## Set task:
The entries that follow should be written out exactly.

[Dataset items]
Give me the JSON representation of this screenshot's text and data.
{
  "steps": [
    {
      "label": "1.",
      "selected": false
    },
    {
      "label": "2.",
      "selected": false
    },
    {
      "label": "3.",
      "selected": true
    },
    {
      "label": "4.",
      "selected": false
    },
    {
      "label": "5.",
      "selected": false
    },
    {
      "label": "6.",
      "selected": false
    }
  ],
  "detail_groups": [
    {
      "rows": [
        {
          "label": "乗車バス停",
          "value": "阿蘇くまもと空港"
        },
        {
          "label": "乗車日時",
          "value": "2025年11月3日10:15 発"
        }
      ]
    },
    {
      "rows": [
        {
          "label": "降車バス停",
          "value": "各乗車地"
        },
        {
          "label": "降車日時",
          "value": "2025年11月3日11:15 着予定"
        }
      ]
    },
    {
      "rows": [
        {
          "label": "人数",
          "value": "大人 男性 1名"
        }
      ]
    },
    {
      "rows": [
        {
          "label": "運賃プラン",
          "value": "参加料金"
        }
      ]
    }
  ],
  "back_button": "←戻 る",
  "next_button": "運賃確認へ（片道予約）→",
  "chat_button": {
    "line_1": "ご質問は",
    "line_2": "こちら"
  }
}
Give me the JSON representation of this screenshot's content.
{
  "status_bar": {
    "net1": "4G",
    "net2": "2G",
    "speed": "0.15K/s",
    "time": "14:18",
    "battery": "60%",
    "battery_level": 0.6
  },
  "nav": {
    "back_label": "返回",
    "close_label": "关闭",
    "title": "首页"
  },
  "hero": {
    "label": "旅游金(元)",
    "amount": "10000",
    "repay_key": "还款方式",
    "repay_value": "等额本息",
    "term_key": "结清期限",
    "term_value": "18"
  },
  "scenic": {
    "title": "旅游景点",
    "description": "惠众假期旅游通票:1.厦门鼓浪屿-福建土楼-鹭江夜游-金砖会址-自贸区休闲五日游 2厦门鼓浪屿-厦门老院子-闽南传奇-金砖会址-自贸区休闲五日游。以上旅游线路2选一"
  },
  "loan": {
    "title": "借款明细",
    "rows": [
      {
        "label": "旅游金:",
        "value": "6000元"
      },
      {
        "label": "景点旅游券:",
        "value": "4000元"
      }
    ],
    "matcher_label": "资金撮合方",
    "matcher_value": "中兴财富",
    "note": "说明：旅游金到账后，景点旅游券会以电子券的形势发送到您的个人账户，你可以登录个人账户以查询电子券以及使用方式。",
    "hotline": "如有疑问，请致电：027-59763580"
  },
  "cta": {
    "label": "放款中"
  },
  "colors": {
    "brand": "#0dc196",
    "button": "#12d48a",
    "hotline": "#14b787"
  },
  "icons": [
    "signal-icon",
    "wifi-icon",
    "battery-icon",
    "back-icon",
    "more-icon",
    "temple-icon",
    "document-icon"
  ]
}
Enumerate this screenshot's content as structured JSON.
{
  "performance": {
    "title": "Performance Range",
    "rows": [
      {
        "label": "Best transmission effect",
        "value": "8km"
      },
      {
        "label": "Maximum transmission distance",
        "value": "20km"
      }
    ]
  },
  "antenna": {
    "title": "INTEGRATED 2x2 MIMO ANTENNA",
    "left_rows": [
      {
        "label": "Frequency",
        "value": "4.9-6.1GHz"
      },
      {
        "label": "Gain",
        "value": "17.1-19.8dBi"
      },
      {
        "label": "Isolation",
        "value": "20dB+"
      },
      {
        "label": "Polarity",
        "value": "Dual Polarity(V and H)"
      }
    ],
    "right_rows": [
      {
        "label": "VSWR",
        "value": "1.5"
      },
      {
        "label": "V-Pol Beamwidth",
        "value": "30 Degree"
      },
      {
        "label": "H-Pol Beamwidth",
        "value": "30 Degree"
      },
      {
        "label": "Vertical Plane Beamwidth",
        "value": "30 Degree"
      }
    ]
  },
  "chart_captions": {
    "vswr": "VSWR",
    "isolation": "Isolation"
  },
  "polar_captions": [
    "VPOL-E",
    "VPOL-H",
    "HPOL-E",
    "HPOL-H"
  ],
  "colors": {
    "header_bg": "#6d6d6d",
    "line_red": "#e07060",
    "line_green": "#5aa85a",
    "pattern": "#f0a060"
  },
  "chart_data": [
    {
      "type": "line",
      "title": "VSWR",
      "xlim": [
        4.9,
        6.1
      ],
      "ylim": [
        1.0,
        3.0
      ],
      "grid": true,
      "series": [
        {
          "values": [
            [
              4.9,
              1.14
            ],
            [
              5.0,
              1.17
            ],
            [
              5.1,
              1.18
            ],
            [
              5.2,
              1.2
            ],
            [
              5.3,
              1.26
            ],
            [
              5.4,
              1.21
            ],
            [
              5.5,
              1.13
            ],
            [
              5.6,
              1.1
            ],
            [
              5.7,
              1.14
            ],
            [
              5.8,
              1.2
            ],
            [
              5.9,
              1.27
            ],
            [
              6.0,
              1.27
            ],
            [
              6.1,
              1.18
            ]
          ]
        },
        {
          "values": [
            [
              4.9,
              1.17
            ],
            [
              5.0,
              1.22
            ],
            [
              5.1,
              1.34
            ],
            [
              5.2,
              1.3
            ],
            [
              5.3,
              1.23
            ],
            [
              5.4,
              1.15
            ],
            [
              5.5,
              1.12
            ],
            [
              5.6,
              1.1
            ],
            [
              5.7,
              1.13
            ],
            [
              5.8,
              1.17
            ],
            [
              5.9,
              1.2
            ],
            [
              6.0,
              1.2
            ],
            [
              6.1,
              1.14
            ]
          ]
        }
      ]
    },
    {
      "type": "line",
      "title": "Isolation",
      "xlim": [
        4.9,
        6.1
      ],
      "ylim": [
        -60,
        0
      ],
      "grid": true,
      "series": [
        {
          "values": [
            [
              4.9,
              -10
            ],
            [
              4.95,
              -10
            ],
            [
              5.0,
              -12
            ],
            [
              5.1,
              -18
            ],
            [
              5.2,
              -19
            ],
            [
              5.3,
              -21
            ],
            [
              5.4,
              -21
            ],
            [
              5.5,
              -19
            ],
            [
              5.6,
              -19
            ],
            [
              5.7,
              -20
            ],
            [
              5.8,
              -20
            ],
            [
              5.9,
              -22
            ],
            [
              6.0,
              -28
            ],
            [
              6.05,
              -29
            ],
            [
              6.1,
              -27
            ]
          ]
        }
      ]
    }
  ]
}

## Response to the exercise:
Give me the JSON representation of this screenshot's text and data.
{
  "steps": [
    {
      "label": "1.",
      "selected": false
    },
    {
      "label": "2.",
      "selected": false
    },
    {
      "label": "3.",
      "selected": true
    },
    {
      "label": "4.",
      "selected": false
    },
    {
      "label": "5.",
      "selected": false
    },
    {
      "label": "6.",
      "selected": false
    }
  ],
  "detail_groups": [
    {
      "rows": [
        {
          "label": "乗車バス停",
          "value": "阿蘇くまもと空港"
        },
        {
          "label": "乗車日時",
          "value": "2025年11月3日10:15 発"
        }
      ]
    },
    {
      "rows": [
        {
          "label": "降車バス停",
          "value": "各乗車地"
        },
        {
          "label": "降車日時",
          "value": "2025年11月3日11:15 着予定"
        }
      ]
    },
    {
      "rows": [
        {
          "label": "人数",
          "value": "大人 男性 1名"
        }
      ]
    },
    {
      "rows": [
        {
          "label": "運賃プラン",
          "value": "参加料金"
        }
      ]
    }
  ],
  "back_button": "←戻 る",
  "next_button": "運賃確認へ（片道予約）→",
  "chat_button": {
    "line_1": "ご質問は",
    "line_2": "こちら"
  }
}
Give me the JSON representation of this screenshot's content.
{
  "status_bar": {
    "net1": "4G",
    "net2": "2G",
    "speed": "0.15K/s",
    "time": "14:18",
    "battery": "60%",
    "battery_level": 0.6
  },
  "nav": {
    "back_label": "返回",
    "close_label": "关闭",
    "title": "首页"
  },
  "hero": {
    "label": "旅游金(元)",
    "amount": "10000",
    "repay_key": "还款方式",
    "repay_value": "等额本息",
    "term_key": "结清期限",
    "term_value": "18"
  },
  "scenic": {
    "title": "旅游景点",
    "description": "惠众假期旅游通票:1.厦门鼓浪屿-福建土楼-鹭江夜游-金砖会址-自贸区休闲五日游 2厦门鼓浪屿-厦门老院子-闽南传奇-金砖会址-自贸区休闲五日游。以上旅游线路2选一"
  },
  "loan": {
    "title": "借款明细",
    "rows": [
      {
        "label": "旅游金:",
        "value": "6000元"
      },
      {
        "label": "景点旅游券:",
        "value": "4000元"
      }
    ],
    "matcher_label": "资金撮合方",
    "matcher_value": "中兴财富",
    "note": "说明：旅游金到账后，景点旅游券会以电子券的形势发送到您的个人账户，你可以登录个人账户以查询电子券以及使用方式。",
    "hotline": "如有疑问，请致电：027-59763580"
  },
  "cta": {
    "label": "放款中"
  },
  "colors": {
    "brand": "#0dc196",
    "button": "#12d48a",
    "hotline": "#14b787"
  },
  "icons": [
    "signal-icon",
    "wifi-icon",
    "battery-icon",
    "back-icon",
    "more-icon",
    "temple-icon",
    "document-icon"
  ]
}
Enumerate this screenshot's content as structured JSON.
{
  "performance": {
    "title": "Performance Range",
    "rows": [
      {
        "label": "Best transmission effect",
        "value": "8km"
      },
      {
        "label": "Maximum transmission distance",
        "value": "20km"
      }
    ]
  },
  "antenna": {
    "title": "INTEGRATED 2x2 MIMO ANTENNA",
    "left_rows": [
      {
        "label": "Frequency",
        "value": "4.9-6.1GHz"
      },
      {
        "label": "Gain",
        "value": "17.1-19.8dBi"
      },
      {
        "label": "Isolation",
        "value": "20dB+"
      },
      {
        "label": "Polarity",
        "value": "Dual Polarity(V and H)"
      }
    ],
    "right_rows": [
      {
        "label": "VSWR",
        "value": "1.5"
      },
      {
        "label": "V-Pol Beamwidth",
        "value": "30 Degree"
      },
      {
        "label": "H-Pol Beamwidth",
        "value": "30 Degree"
      },
      {
        "label": "Vertical Plane Beamwidth",
        "value": "30 Degree"
      }
    ]
  },
  "chart_captions": {
    "vswr": "VSWR",
    "isolation": "Isolation"
  },
  "polar_captions": [
    "VPOL-E",
    "VPOL-H",
    "HPOL-E",
    "HPOL-H"
  ],
  "colors": {
    "header_bg": "#6d6d6d",
    "line_red": "#e07060",
    "line_green": "#5aa85a",
    "pattern": "#f0a060"
  },
  "chart_data": [
    {
      "type": "line",
      "title": "VSWR",
      "xlim": [
        4.9,
        6.1
      ],
      "ylim": [
        1.0,
        3.0
      ],
      "grid": true,
      "series": [
        {
          "values": [
            [
              4.9,
              1.14
            ],
            [
              5.0,
              1.17
            ],
            [
              5.1,
              1.18
            ],
            [
              5.2,
              1.2
            ],
            [
              5.3,
              1.26
            ],
            [
              5.4,
              1.21
            ],
            [
              5.5,
              1.13
            ],
            [
              5.6,
              1.1
            ],
            [
              5.7,
              1.14
            ],
            [
              5.8,
              1.2
            ],
            [
              5.9,
              1.27
            ],
            [
              6.0,
              1.27
            ],
            [
              6.1,
              1.18
            ]
          ]
        },
        {
          "values": [
            [
              4.9,
              1.17
            ],
            [
              5.0,
              1.22
            ],
            [
              5.1,
              1.34
            ],
            [
              5.2,
              1.3
            ],
            [
              5.3,
              1.23
            ],
            [
              5.4,
              1.15
            ],
            [
              5.5,
              1.12
            ],
            [
              5.6,
              1.1
            ],
            [
              5.7,
              1.13
            ],
            [
              5.8,
              1.17
            ],
            [
              5.9,
              1.2
            ],
            [
              6.0,
              1.2
            ],
            [
              6.1,
              1.14
            ]
          ]
        }
      ]
    },
    {
      "type": "line",
      "title": "Isolation",
      "xlim": [
        4.9,
        6.1
      ],
      "ylim": [
        -60,
        0
      ],
      "grid": true,
      "series": [
        {
          "values": [
            [
              4.9,
              -10
            ],
            [
              4.95,
              -10
            ],
            [
              5.0,
              -12
            ],
            [
              5.1,
              -18
            ],
            [
              5.2,
              -19
            ],
            [
              5.3,
              -21
            ],
            [
              5.4,
              -21
            ],
            [
              5.5,
              -19
            ],
            [
              5.6,
              -19
            ],
            [
              5.7,
              -20
            ],
            [
              5.8,
              -20
            ],
            [
              5.9,
              -22
            ],
            [
              6.0,
              -28
            ],
            [
              6.05,
              -29
            ],
            [
              6.1,
              -27
            ]
          ]
        }
      ]
    }
  ]
}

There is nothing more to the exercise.